**Data for this exercise**
▼
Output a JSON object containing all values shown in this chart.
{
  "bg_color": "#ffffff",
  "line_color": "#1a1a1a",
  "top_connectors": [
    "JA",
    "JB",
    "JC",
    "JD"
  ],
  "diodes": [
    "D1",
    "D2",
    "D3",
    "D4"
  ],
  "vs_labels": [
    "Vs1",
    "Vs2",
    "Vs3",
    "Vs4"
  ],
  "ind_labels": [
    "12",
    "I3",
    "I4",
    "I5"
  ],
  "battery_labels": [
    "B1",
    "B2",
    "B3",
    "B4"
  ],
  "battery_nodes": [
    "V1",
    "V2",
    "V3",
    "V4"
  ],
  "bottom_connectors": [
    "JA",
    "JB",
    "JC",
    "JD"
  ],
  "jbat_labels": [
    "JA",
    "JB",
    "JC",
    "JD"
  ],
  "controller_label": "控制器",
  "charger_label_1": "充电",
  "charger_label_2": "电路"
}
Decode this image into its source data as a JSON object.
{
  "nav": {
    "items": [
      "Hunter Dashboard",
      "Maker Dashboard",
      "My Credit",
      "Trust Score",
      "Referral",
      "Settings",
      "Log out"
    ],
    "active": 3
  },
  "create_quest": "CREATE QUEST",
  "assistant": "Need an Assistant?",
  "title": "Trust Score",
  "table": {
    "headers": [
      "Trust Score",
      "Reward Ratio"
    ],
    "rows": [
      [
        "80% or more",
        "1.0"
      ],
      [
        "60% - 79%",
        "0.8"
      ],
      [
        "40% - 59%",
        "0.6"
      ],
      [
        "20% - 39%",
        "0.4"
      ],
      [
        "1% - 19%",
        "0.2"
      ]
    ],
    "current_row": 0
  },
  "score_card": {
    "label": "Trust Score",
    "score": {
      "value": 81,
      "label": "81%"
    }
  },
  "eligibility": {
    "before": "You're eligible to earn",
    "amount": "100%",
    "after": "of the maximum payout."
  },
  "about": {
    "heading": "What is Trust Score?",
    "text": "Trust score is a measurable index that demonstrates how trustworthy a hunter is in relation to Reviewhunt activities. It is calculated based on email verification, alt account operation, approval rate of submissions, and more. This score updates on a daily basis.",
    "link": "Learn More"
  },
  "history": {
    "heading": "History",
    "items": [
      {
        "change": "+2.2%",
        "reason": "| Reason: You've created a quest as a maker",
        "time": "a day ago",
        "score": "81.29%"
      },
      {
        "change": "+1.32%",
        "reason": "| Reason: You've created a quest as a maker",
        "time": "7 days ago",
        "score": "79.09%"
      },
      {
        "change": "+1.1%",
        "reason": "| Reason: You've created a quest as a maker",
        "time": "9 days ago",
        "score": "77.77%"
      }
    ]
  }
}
▲
**Work to be completed**
Go through the records above and retype each one exactly.

**Completed task**
Output a JSON object containing all values shown in this chart.
{
  "bg_color": "#ffffff",
  "line_color": "#1a1a1a",
  "top_connectors": [
    "JA",
    "JB",
    "JC",
    "JD"
  ],
  "diodes": [
    "D1",
    "D2",
    "D3",
    "D4"
  ],
  "vs_labels": [
    "Vs1",
    "Vs2",
    "Vs3",
    "Vs4"
  ],
  "ind_labels": [
    "12",
    "I3",
    "I4",
    "I5"
  ],
  "battery_labels": [
    "B1",
    "B2",
    "B3",
    "B4"
  ],
  "battery_nodes": [
    "V1",
    "V2",
    "V3",
    "V4"
  ],
  "bottom_connectors": [
    "JA",
    "JB",
    "JC",
    "JD"
  ],
  "jbat_labels": [
    "JA",
    "JB",
    "JC",
    "JD"
  ],
  "controller_label": "控制器",
  "charger_label_1": "充电",
  "charger_label_2": "电路"
}
Decode this image into its source data as a JSON object.
{
  "nav": {
    "items": [
      "Hunter Dashboard",
      "Maker Dashboard",
      "My Credit",
      "Trust Score",
      "Referral",
      "Settings",
      "Log out"
    ],
    "active": 3
  },
  "create_quest": "CREATE QUEST",
  "assistant": "Need an Assistant?",
  "title": "Trust Score",
  "table": {
    "headers": [
      "Trust Score",
      "Reward Ratio"
    ],
    "rows": [
      [
        "80% or more",
        "1.0"
      ],
      [
        "60% - 79%",
        "0.8"
      ],
      [
        "40% - 59%",
        "0.6"
      ],
      [
        "20% - 39%",
        "0.4"
      ],
      [
        "1% - 19%",
        "0.2"
      ]
    ],
    "current_row": 0
  },
  "score_card": {
    "label": "Trust Score",
    "score": {
      "value": 81,
      "label": "81%"
    }
  },
  "eligibility": {
    "before": "You're eligible to earn",
    "amount": "100%",
    "after": "of the maximum payout."
  },
  "about": {
    "heading": "What is Trust Score?",
    "text": "Trust score is a measurable index that demonstrates how trustworthy a hunter is in relation to Reviewhunt activities. It is calculated based on email verification, alt account operation, approval rate of submissions, and more. This score updates on a daily basis.",
    "link": "Learn More"
  },
  "history": {
    "heading": "History",
    "items": [
      {
        "change": "+2.2%",
        "reason": "| Reason: You've created a quest as a maker",
        "time": "a day ago",
        "score": "81.29%"
      },
      {
        "change": "+1.32%",
        "reason": "| Reason: You've created a quest as a maker",
        "time": "7 days ago",
        "score": "79.09%"
      },
      {
        "change": "+1.1%",
        "reason": "| Reason: You've created a quest as a maker",
        "time": "9 days ago",
        "score": "77.77%"
      }
    ]
  }
}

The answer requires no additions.